◆ **Stated exercise 1**:
For each statement below, say yes or no to whether it agrees with the debenture offering text, and quote the words from the text that decide it. (a) The Debentures can be redeemed before December 31, 2020. (b) The Convertible Debenture Financing is expected to close on or about November 15, 2017. (c) The Debentures will be registered under the U.S. Securities Act of 1933.

- - -

The Debentures will be direct, subordinated unsecured obligations of the Company, subordinated to any senior indebtedness of the Company, including the Company's revolving credit facility, and ranking equally with one another and with all other existing and future subordinated unsecured indebtedness of the Company to the extent subordinated on the same terms.

The Debentures may not be redeemed by the Corporation prior to December 31, 2020. On or after December 31, 2020 and prior to December 31, 2021, the Debentures may be redeemed by the Corporation, in whole or in part, from time to time, on not more than 60 days and not less than 30 days prior notice at a redemption price equal to their principal amount plus accrued and unpaid interest, if any, provided that the volume weighted average trading price of the Common Shares on the TSX for the 20 consecutive trading days prior to the date on which notice of redemption is provided is not less than 125 percent of the Conversion Price. On or after December 31, 2021 and prior to the Maturity Date, the Debentures may be redeemed by the Corporation, in whole or in part, from time to time, on not more than 60 days and not less than 30 days prior notice at a redemption price equal to their principal amount plus accrued and unpaid interest, if any. Provided that, subject to certain conditions, the Company has the option to satisfy its obligation to repay the principal amount of the Debentures, in whole or in part, due upon redemption, by delivering that number of freely tradable Common Shares obtained by dividing the principal amount of the Debentures by 95% of the volume weighted average trading price of the Common Shares on the TSX for the 20 consecutive trading days ending on the fifth trading day preceding the date of redemption.

The Debentures will be offered in all provinces of Canada, by way of short form prospectus and in certain other jurisdictions as may be agreed by the Underwriters and the Company pursuant to prospectus exemptions. The Convertible Debenture Financing is expected to close on or about November 15, 2017 and is subject to certain conditions including, but not limited to, the receipt of all necessary approvals, including the approval of the Toronto Stock Exchange.

The Debentures offered, and the Common Shares issuable on conversion thereof, have not and will not be registered under the U.S. Securities Act of 1933, as amended (the "Act"), and may not be offered or sold in the United States absent registration or an applicable exemption from the registration requirements under the Act. This press release does not constitute an offer to sell or a solicitation of any offer to buy the common shares in the United States.

As a result of the Financing, Surge expects to have approximately $75 million of availability under its current credit facility (prior to receiving any lending value attributed to the Acquisition).

- - -

◆ **Stated exercise 2**:
In the spatial layout data below, render the part that opens with the row containing "183, 88, 231]" and closes with the row containing "video-group: Dashboard Dashboard" as a JSON list of strings, one string per row.

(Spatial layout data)

- - -

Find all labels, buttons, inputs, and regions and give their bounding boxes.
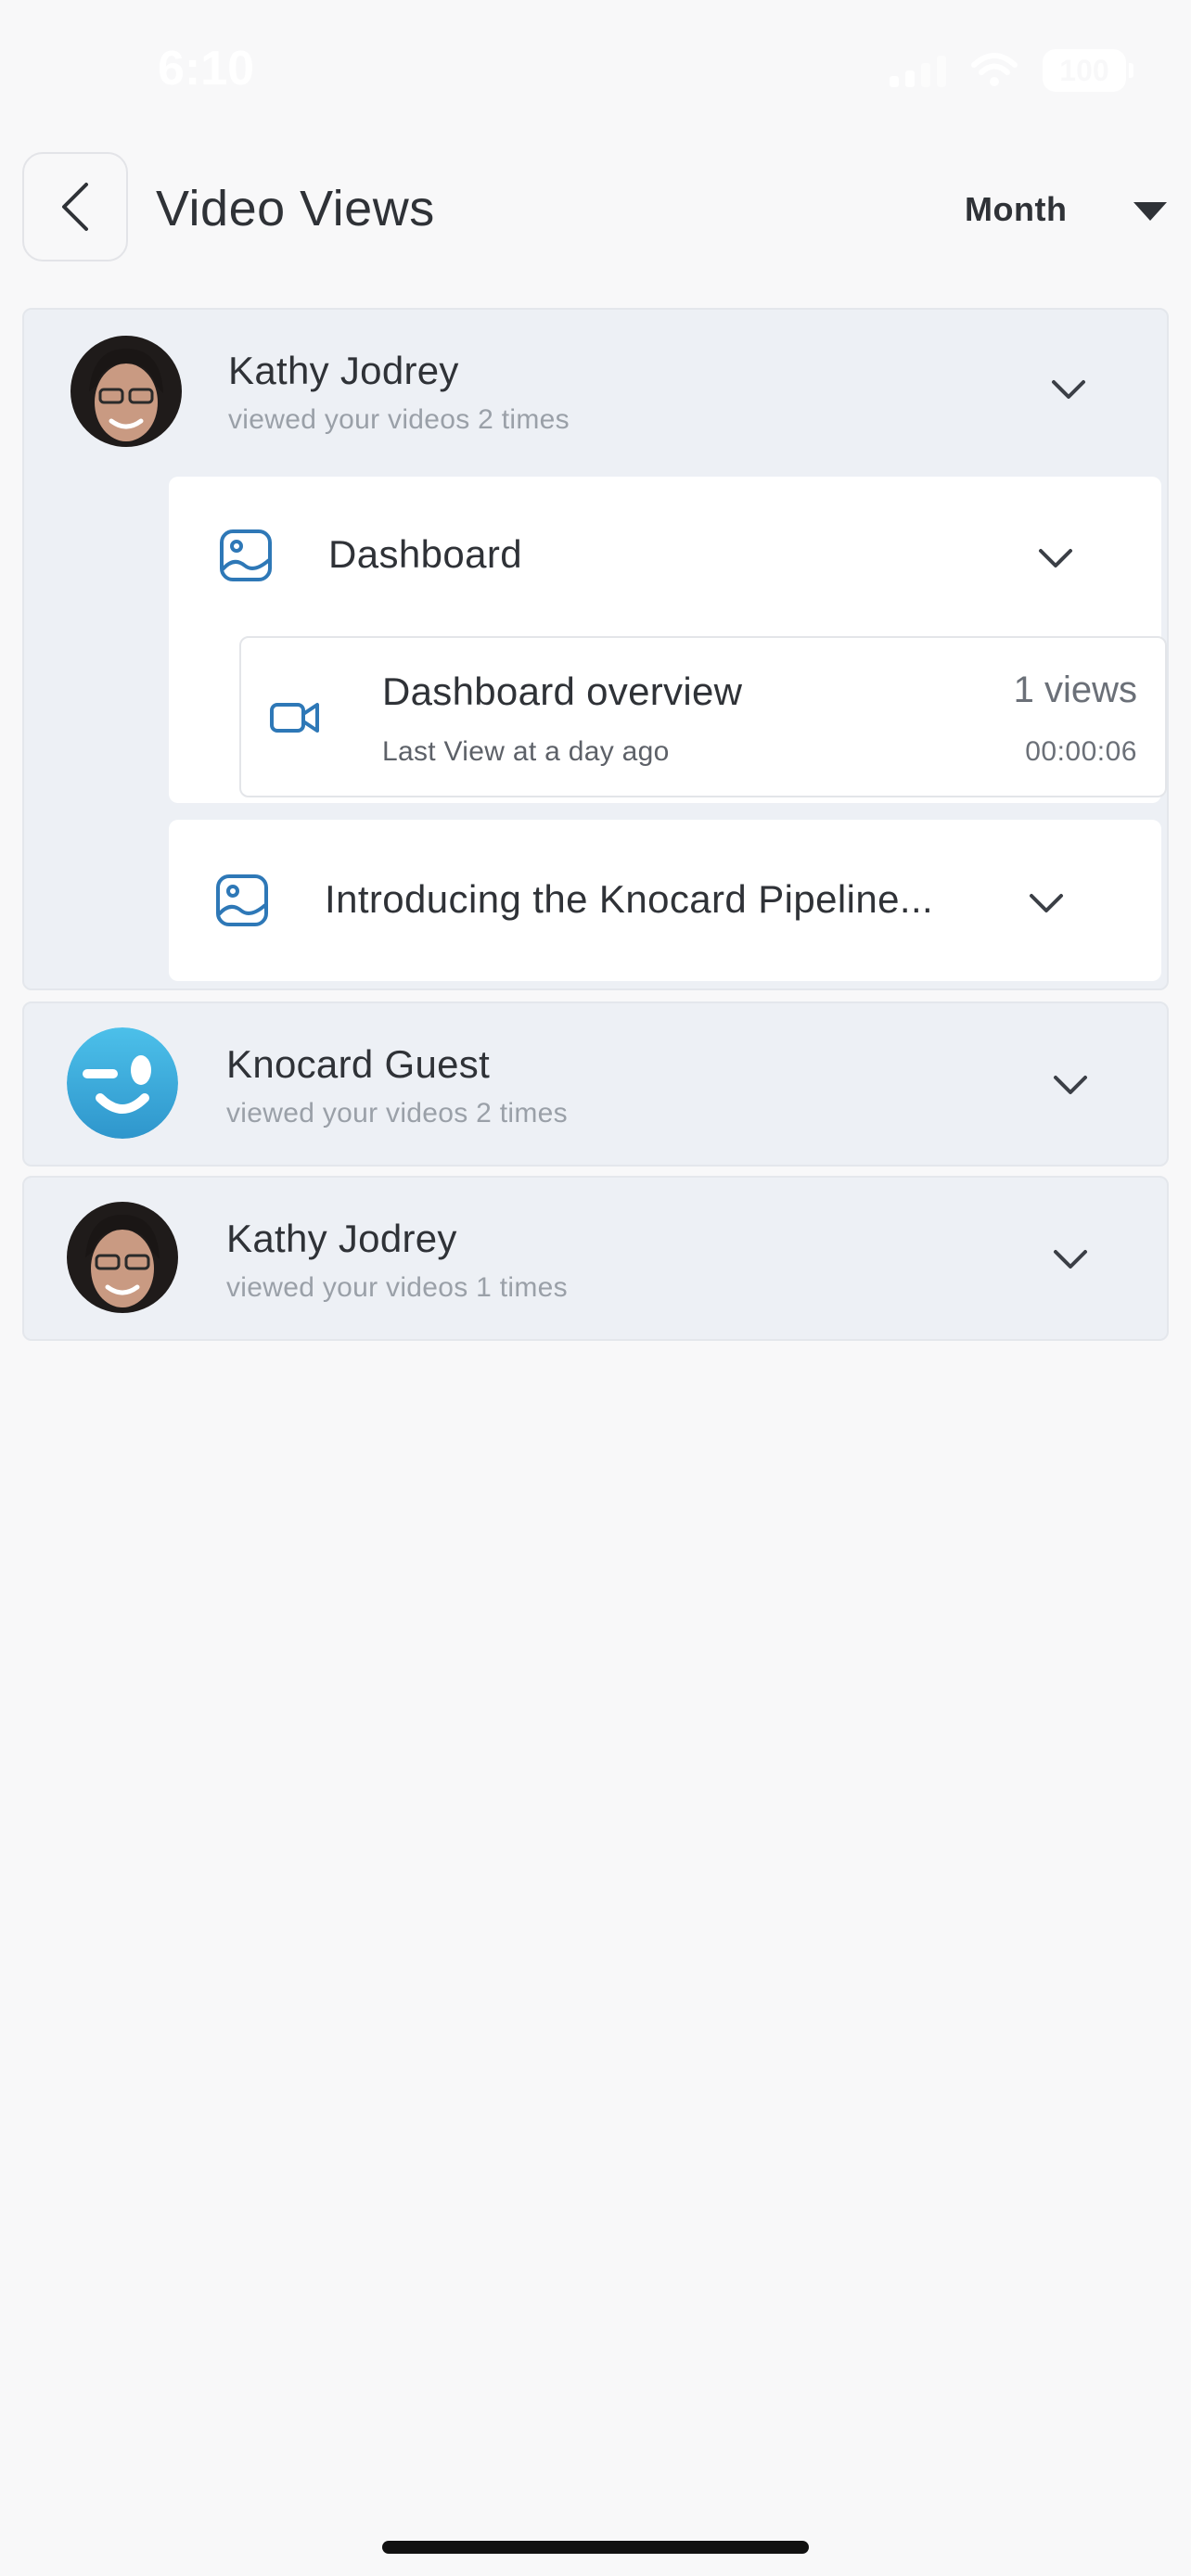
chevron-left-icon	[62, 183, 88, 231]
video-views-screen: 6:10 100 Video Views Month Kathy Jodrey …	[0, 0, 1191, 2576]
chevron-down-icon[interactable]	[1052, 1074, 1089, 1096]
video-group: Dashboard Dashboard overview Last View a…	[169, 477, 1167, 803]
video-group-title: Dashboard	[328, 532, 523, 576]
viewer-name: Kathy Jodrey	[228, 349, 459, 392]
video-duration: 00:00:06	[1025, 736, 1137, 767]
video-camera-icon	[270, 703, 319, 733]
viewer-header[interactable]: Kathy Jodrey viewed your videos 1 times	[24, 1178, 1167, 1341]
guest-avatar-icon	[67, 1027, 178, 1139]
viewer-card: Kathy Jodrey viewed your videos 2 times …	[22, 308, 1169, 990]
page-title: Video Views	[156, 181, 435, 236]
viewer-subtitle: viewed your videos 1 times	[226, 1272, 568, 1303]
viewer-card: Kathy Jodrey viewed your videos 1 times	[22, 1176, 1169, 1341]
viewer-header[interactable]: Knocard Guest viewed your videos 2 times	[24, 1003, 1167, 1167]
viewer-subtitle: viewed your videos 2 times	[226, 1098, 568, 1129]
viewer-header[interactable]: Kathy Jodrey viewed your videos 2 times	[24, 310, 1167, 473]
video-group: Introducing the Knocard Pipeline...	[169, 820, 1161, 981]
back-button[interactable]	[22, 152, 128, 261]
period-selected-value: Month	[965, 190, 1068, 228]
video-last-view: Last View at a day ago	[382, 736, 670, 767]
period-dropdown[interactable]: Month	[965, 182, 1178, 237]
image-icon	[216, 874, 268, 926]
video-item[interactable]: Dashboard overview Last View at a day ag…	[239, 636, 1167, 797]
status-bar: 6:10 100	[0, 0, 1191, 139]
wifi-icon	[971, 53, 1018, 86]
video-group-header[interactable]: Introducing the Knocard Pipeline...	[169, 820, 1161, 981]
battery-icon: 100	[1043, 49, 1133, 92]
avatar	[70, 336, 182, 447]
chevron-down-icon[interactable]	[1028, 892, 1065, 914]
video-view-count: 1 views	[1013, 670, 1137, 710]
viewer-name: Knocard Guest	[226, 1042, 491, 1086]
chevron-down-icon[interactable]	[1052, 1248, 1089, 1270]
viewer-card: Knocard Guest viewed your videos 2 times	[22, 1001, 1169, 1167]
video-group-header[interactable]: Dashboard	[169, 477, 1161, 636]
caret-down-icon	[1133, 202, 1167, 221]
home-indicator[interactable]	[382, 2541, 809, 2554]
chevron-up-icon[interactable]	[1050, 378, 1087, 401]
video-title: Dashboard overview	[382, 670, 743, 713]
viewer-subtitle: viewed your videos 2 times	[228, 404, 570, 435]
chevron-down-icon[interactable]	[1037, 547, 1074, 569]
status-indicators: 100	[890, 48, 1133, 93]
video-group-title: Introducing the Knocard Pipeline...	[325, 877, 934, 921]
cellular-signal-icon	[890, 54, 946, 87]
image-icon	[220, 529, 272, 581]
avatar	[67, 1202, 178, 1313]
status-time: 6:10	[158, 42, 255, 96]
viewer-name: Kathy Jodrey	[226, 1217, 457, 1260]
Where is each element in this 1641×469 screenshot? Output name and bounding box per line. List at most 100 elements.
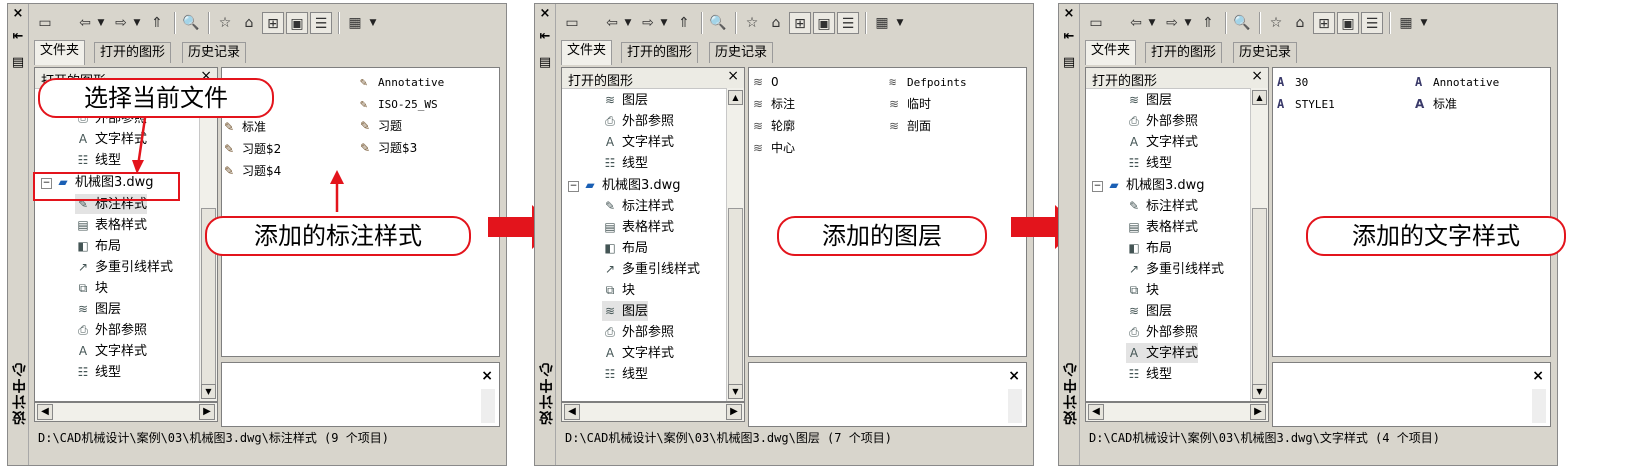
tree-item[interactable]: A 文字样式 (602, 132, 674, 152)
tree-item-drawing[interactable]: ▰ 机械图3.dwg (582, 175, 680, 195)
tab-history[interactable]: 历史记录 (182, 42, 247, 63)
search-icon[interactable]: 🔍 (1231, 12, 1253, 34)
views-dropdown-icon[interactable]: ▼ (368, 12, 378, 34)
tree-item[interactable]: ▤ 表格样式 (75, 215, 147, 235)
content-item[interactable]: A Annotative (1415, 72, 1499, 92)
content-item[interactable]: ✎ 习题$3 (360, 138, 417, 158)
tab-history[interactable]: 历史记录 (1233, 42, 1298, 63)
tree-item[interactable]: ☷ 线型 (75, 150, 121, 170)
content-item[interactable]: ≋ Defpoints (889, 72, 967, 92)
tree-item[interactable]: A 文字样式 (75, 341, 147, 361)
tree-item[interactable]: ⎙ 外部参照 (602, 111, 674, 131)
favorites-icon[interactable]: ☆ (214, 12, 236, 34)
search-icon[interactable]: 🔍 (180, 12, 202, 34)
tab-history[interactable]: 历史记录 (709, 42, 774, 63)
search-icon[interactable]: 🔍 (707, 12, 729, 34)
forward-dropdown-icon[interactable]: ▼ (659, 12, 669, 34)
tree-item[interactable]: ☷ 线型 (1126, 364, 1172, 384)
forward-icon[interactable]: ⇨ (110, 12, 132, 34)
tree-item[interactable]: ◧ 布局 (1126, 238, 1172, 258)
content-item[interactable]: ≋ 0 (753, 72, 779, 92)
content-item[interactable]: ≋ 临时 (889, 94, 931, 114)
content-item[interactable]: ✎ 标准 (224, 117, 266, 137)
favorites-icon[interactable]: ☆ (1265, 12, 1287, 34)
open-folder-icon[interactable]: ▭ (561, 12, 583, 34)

- - -

◆ **Solution 1**:
(a) No: "The Debentures may not be redeemed by the Corporation prior to December 31, 2020."
(b) Yes: "The Convertible Debenture Financing is expected to close on or about November 15, 2017"
(c) No: "have not and will not be registered under the U.S. Securities Act of 1933"

◆ **Solution 2**:
[
  "chevron-left-icon\t[62, 183, 88, 231]",
  "video-views-screen: 6:10 100 Video Views Month Kathy Jodrey …\t[0, 0, 1191, 2576]",
  "chevron-down-icon[interactable]\t[1052, 1074, 1089, 1096]",
  "video-group: Dashboard Dashboard overview Last View a…\t[169, 477, 1167, 803]"
]